(Stored dataset items)
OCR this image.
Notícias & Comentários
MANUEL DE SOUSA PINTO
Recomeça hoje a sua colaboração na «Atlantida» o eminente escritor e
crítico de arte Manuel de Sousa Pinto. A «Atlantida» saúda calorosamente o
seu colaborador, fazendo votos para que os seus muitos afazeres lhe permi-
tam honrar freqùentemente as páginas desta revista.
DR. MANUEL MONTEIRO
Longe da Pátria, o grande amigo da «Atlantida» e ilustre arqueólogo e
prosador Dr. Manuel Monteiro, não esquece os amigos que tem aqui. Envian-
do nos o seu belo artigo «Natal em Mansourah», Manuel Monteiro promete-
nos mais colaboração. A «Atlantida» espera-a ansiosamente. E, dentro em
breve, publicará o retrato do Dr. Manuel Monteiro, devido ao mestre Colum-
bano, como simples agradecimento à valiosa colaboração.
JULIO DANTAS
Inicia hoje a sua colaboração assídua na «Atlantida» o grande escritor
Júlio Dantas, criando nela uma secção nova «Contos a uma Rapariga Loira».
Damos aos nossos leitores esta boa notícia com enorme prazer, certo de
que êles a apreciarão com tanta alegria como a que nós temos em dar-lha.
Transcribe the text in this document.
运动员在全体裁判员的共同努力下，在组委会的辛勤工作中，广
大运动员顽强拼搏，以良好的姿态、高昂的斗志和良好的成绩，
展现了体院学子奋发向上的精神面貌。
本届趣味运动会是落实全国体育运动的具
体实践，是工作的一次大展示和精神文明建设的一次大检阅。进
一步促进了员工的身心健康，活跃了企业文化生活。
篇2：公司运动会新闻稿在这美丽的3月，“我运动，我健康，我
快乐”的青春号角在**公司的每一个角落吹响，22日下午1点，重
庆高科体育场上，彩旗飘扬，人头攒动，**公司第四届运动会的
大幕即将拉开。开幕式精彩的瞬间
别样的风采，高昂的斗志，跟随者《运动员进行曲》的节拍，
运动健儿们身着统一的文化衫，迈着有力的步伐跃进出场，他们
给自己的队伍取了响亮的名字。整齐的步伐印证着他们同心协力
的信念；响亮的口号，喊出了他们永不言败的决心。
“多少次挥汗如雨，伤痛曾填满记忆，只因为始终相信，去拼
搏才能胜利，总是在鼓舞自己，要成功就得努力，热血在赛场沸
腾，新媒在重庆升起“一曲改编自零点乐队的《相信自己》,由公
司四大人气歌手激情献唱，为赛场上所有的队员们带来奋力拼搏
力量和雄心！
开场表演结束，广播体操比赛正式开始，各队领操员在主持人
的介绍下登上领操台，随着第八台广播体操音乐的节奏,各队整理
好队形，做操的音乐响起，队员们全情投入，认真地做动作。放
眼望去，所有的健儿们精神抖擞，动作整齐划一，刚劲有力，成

• _AIM_
Faithfully reproduce all of the records, character for character.

• _THE ANSWER_
OCR this image.
Notícias & Comentários
MANUEL DE SOUSA PINTO
Recomeça hoje a sua colaboração na «Atlantida» o eminente escritor e
crítico de arte Manuel de Sousa Pinto. A «Atlantida» saúda calorosamente o
seu colaborador, fazendo votos para que os seus muitos afazeres lhe permi-
tam honrar freqùentemente as páginas desta revista.
DR. MANUEL MONTEIRO
Longe da Pátria, o grande amigo da «Atlantida» e ilustre arqueólogo e
prosador Dr. Manuel Monteiro, não esquece os amigos que tem aqui. Envian-
do nos o seu belo artigo «Natal em Mansourah», Manuel Monteiro promete-
nos mais colaboração. A «Atlantida» espera-a ansiosamente. E, dentro em
breve, publicará o retrato do Dr. Manuel Monteiro, devido ao mestre Colum-
bano, como simples agradecimento à valiosa colaboração.
JULIO DANTAS
Inicia hoje a sua colaboração assídua na «Atlantida» o grande escritor
Júlio Dantas, criando nela uma secção nova «Contos a uma Rapariga Loira».
Damos aos nossos leitores esta boa notícia com enorme prazer, certo de
que êles a apreciarão com tanta alegria como a que nós temos em dar-lha.
Transcribe the text in this document.
运动员在全体裁判员的共同努力下，在组委会的辛勤工作中，广
大运动员顽强拼搏，以良好的姿态、高昂的斗志和良好的成绩，
展现了体院学子奋发向上的精神面貌。
本届趣味运动会是落实全国体育运动的具
体实践，是工作的一次大展示和精神文明建设的一次大检阅。进
一步促进了员工的身心健康，活跃了企业文化生活。
篇2：公司运动会新闻稿在这美丽的3月，“我运动，我健康，我
快乐”的青春号角在**公司的每一个角落吹响，22日下午1点，重
庆高科体育场上，彩旗飘扬，人头攒动，**公司第四届运动会的
大幕即将拉开。开幕式精彩的瞬间
别样的风采，高昂的斗志，跟随者《运动员进行曲》的节拍，
运动健儿们身着统一的文化衫，迈着有力的步伐跃进出场，他们
给自己的队伍取了响亮的名字。整齐的步伐印证着他们同心协力
的信念；响亮的口号，喊出了他们永不言败的决心。
“多少次挥汗如雨，伤痛曾填满记忆，只因为始终相信，去拼
搏才能胜利，总是在鼓舞自己，要成功就得努力，热血在赛场沸
腾，新媒在重庆升起“一曲改编自零点乐队的《相信自己》,由公
司四大人气歌手激情献唱，为赛场上所有的队员们带来奋力拼搏
力量和雄心！
开场表演结束，广播体操比赛正式开始，各队领操员在主持人
的介绍下登上领操台，随着第八台广播体操音乐的节奏,各队整理
好队形，做操的音乐响起，队员们全情投入，认真地做动作。放
眼望去，所有的健儿们精神抖擞，动作整齐划一，刚劲有力，成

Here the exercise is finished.